Requirements: Quote the records in full and leave their pictures out.

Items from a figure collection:
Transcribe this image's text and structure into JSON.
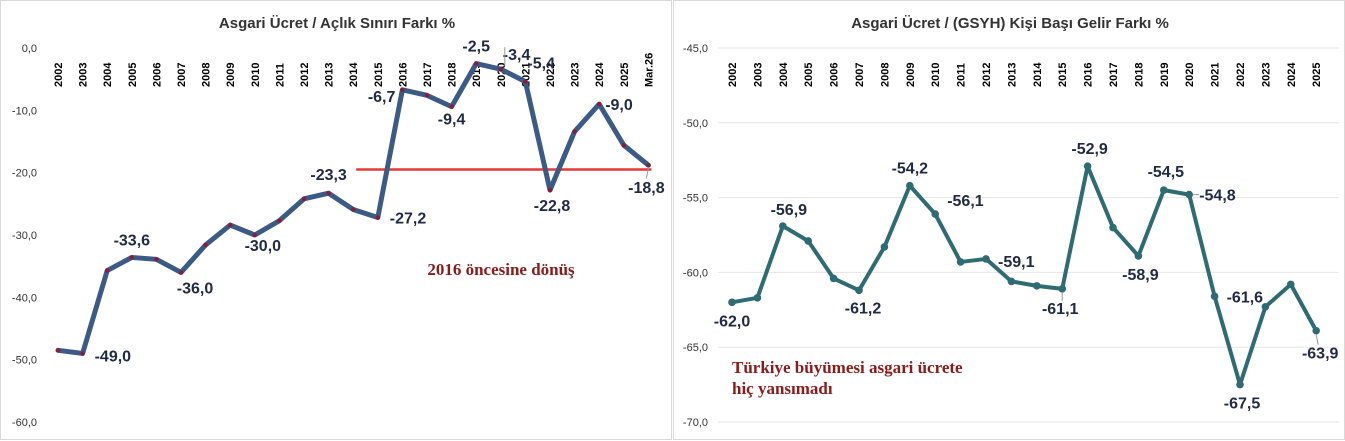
{
  "chart_data": [
    {
      "type": "line",
      "title": "Asgari Ücret / Açlık Sınırı Farkı %",
      "categories": [
        "2002",
        "2003",
        "2004",
        "2005",
        "2006",
        "2007",
        "2008",
        "2009",
        "2010",
        "2011",
        "2012",
        "2013",
        "2014",
        "2015",
        "2016",
        "2017",
        "2018",
        "2019",
        "2020",
        "2021",
        "2022",
        "2023",
        "2024",
        "2025",
        "Mar.26"
      ],
      "series": [
        {
          "values": [
            -48.5,
            -49.0,
            -35.7,
            -33.6,
            -33.9,
            -36.0,
            -31.6,
            -28.4,
            -30.0,
            -27.7,
            -24.2,
            -23.3,
            -25.9,
            -27.2,
            -6.7,
            -7.6,
            -9.4,
            -2.5,
            -3.4,
            -5.4,
            -22.8,
            -13.4,
            -9.0,
            -15.6,
            -18.8
          ],
          "color": "#3b5a86"
        }
      ],
      "data_labels": [
        {
          "index": 1,
          "text": "-49,0"
        },
        {
          "index": 3,
          "text": "-33,6"
        },
        {
          "index": 5,
          "text": "-36,0"
        },
        {
          "index": 8,
          "text": "-30,0"
        },
        {
          "index": 11,
          "text": "-23,3"
        },
        {
          "index": 13,
          "text": "-27,2"
        },
        {
          "index": 14,
          "text": "-6,7"
        },
        {
          "index": 16,
          "text": "-9,4"
        },
        {
          "index": 17,
          "text": "-2,5"
        },
        {
          "index": 18,
          "text": "-3,4"
        },
        {
          "index": 19,
          "text": "-5,4"
        },
        {
          "index": 20,
          "text": "-22,8"
        },
        {
          "index": 22,
          "text": "-9,0"
        },
        {
          "index": 24,
          "text": "-18,8"
        }
      ],
      "yticks": [
        "0,0",
        "-10,0",
        "-20,0",
        "-30,0",
        "-40,0",
        "-50,0",
        "-60,0"
      ],
      "ylim": [
        -60,
        0
      ],
      "reference_line": {
        "value": -19.5,
        "from_index": 12,
        "to_index": 24,
        "color": "#e53935"
      },
      "annotation": "2016 öncesine dönüş",
      "grid": false
    },
    {
      "type": "line",
      "title": "Asgari Ücret / (GSYH) Kişi Başı Gelir Farkı %",
      "categories": [
        "2002",
        "2003",
        "2004",
        "2005",
        "2006",
        "2007",
        "2008",
        "2009",
        "2010",
        "2011",
        "2012",
        "2013",
        "2014",
        "2015",
        "2016",
        "2017",
        "2018",
        "2019",
        "2020",
        "2021",
        "2022",
        "2023",
        "2024",
        "2025"
      ],
      "series": [
        {
          "values": [
            -62.0,
            -61.7,
            -56.9,
            -57.9,
            -60.4,
            -61.2,
            -58.3,
            -54.2,
            -56.1,
            -59.3,
            -59.1,
            -60.6,
            -60.9,
            -61.1,
            -52.9,
            -57.0,
            -58.9,
            -54.5,
            -54.8,
            -61.6,
            -67.5,
            -62.3,
            -60.8,
            -63.9
          ],
          "color": "#2e6b73"
        }
      ],
      "data_labels": [
        {
          "index": 0,
          "text": "-62,0"
        },
        {
          "index": 2,
          "text": "-56,9"
        },
        {
          "index": 5,
          "text": "-61,2"
        },
        {
          "index": 7,
          "text": "-54,2"
        },
        {
          "index": 8,
          "text": "-56,1"
        },
        {
          "index": 10,
          "text": "-59,1"
        },
        {
          "index": 13,
          "text": "-61,1"
        },
        {
          "index": 14,
          "text": "-52,9"
        },
        {
          "index": 16,
          "text": "-58,9"
        },
        {
          "index": 17,
          "text": "-54,5"
        },
        {
          "index": 18,
          "text": "-54,8"
        },
        {
          "index": 19,
          "text": "-61,6"
        },
        {
          "index": 20,
          "text": "-67,5"
        },
        {
          "index": 23,
          "text": "-63,9"
        }
      ],
      "yticks": [
        "-45,0",
        "-50,0",
        "-55,0",
        "-60,0",
        "-65,0",
        "-70,0"
      ],
      "ylim": [
        -70,
        -45
      ],
      "annotation_lines": [
        "Türkiye büyümesi asgari ücrete",
        "hiç yansımadı"
      ],
      "grid": true
    }
  ]
}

Problem solution:
Transcribe this image's text and structure into JSON.
{
  "chart_data": [
    {
      "type": "line",
      "title": "Asgari Ücret / Açlık Sınırı Farkı %",
      "categories": [
        "2002",
        "2003",
        "2004",
        "2005",
        "2006",
        "2007",
        "2008",
        "2009",
        "2010",
        "2011",
        "2012",
        "2013",
        "2014",
        "2015",
        "2016",
        "2017",
        "2018",
        "2019",
        "2020",
        "2021",
        "2022",
        "2023",
        "2024",
        "2025",
        "Mar.26"
      ],
      "series": [
        {
          "values": [
            -48.5,
            -49.0,
            -35.7,
            -33.6,
            -33.9,
            -36.0,
            -31.6,
            -28.4,
            -30.0,
            -27.7,
            -24.2,
            -23.3,
            -25.9,
            -27.2,
            -6.7,
            -7.6,
            -9.4,
            -2.5,
            -3.4,
            -5.4,
            -22.8,
            -13.4,
            -9.0,
            -15.6,
            -18.8
          ],
          "color": "#3b5a86"
        }
      ],
      "data_labels": [
        {
          "index": 1,
          "text": "-49,0"
        },
        {
          "index": 3,
          "text": "-33,6"
        },
        {
          "index": 5,
          "text": "-36,0"
        },
        {
          "index": 8,
          "text": "-30,0"
        },
        {
          "index": 11,
          "text": "-23,3"
        },
        {
          "index": 13,
          "text": "-27,2"
        },
        {
          "index": 14,
          "text": "-6,7"
        },
        {
          "index": 16,
          "text": "-9,4"
        },
        {
          "index": 17,
          "text": "-2,5"
        },
        {
          "index": 18,
          "text": "-3,4"
        },
        {
          "index": 19,
          "text": "-5,4"
        },
        {
          "index": 20,
          "text": "-22,8"
        },
        {
          "index": 22,
          "text": "-9,0"
        },
        {
          "index": 24,
          "text": "-18,8"
        }
      ],
      "yticks": [
        "0,0",
        "-10,0",
        "-20,0",
        "-30,0",
        "-40,0",
        "-50,0",
        "-60,0"
      ],
      "ylim": [
        -60,
        0
      ],
      "reference_line": {
        "value": -19.5,
        "from_index": 12,
        "to_index": 24,
        "color": "#e53935"
      },
      "annotation": "2016 öncesine dönüş",
      "grid": false
    },
    {
      "type": "line",
      "title": "Asgari Ücret / (GSYH) Kişi Başı Gelir Farkı %",
      "categories": [
        "2002",
        "2003",
        "2004",
        "2005",
        "2006",
        "2007",
        "2008",
        "2009",
        "2010",
        "2011",
        "2012",
        "2013",
        "2014",
        "2015",
        "2016",
        "2017",
        "2018",
        "2019",
        "2020",
        "2021",
        "2022",
        "2023",
        "2024",
        "2025"
      ],
      "series": [
        {
          "values": [
            -62.0,
            -61.7,
            -56.9,
            -57.9,
            -60.4,
            -61.2,
            -58.3,
            -54.2,
            -56.1,
            -59.3,
            -59.1,
            -60.6,
            -60.9,
            -61.1,
            -52.9,
            -57.0,
            -58.9,
            -54.5,
            -54.8,
            -61.6,
            -67.5,
            -62.3,
            -60.8,
            -63.9
          ],
          "color": "#2e6b73"
        }
      ],
      "data_labels": [
        {
          "index": 0,
          "text": "-62,0"
        },
        {
          "index": 2,
          "text": "-56,9"
        },
        {
          "index": 5,
          "text": "-61,2"
        },
        {
          "index": 7,
          "text": "-54,2"
        },
        {
          "index": 8,
          "text": "-56,1"
        },
        {
          "index": 10,
          "text": "-59,1"
        },
        {
          "index": 13,
          "text": "-61,1"
        },
        {
          "index": 14,
          "text": "-52,9"
        },
        {
          "index": 16,
          "text": "-58,9"
        },
        {
          "index": 17,
          "text": "-54,5"
        },
        {
          "index": 18,
          "text": "-54,8"
        },
        {
          "index": 19,
          "text": "-61,6"
        },
        {
          "index": 20,
          "text": "-67,5"
        },
        {
          "index": 23,
          "text": "-63,9"
        }
      ],
      "yticks": [
        "-45,0",
        "-50,0",
        "-55,0",
        "-60,0",
        "-65,0",
        "-70,0"
      ],
      "ylim": [
        -70,
        -45
      ],
      "annotation_lines": [
        "Türkiye büyümesi asgari ücrete",
        "hiç yansımadı"
      ],
      "grid": true
    }
  ]
}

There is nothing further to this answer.